Exercise objective: Copy out all the lines where "title" shows up.

::: Dataset :::

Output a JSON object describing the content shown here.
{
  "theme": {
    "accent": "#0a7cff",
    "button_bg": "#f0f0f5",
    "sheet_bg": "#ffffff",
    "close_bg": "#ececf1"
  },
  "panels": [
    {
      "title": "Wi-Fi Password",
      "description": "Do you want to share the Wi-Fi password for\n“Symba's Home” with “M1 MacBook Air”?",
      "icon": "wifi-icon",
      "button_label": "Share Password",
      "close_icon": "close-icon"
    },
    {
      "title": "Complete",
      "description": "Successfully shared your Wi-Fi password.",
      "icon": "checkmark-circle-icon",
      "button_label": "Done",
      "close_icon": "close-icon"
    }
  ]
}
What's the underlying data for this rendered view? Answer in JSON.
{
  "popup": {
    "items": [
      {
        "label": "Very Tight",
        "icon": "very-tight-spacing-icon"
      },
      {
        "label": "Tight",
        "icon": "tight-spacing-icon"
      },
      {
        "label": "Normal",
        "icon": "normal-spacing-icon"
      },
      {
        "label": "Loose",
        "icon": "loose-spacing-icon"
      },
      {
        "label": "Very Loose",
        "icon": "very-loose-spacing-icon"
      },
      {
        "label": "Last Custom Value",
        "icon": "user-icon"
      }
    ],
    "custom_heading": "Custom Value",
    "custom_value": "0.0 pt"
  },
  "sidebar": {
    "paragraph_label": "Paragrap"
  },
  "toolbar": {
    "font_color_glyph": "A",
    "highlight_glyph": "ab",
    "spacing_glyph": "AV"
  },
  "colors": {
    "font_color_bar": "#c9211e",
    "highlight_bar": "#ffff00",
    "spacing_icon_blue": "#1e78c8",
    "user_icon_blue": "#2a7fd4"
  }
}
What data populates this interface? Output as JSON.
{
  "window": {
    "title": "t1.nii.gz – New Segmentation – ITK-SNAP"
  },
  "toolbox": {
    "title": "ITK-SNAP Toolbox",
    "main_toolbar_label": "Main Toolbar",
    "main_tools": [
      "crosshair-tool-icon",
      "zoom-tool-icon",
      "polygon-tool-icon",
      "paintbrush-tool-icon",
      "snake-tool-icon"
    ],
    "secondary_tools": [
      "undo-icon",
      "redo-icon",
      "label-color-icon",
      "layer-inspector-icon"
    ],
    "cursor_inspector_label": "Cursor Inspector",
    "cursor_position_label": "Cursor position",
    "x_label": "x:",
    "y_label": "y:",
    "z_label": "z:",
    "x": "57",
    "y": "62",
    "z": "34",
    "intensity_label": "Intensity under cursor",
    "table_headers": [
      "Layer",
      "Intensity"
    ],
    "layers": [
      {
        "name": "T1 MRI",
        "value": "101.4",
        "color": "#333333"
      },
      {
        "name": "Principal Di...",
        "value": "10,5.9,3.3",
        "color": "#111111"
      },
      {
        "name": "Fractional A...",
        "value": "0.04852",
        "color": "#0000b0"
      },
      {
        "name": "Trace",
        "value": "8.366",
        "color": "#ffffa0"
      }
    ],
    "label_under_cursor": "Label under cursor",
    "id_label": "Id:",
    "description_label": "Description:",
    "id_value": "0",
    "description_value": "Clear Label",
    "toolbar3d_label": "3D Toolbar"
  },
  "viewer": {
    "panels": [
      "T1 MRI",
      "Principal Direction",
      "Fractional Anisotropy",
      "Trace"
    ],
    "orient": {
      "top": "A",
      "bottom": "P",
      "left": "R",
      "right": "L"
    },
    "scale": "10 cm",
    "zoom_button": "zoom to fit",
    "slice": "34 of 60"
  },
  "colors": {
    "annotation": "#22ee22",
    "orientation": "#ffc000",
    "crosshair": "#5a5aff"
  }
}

:::

Result for this task:
      "title": "Wi-Fi Password",
      "title": "Complete",
    "title": "t1.nii.gz – New Segmentation – ITK-SNAP"
    "title": "ITK-SNAP Toolbox",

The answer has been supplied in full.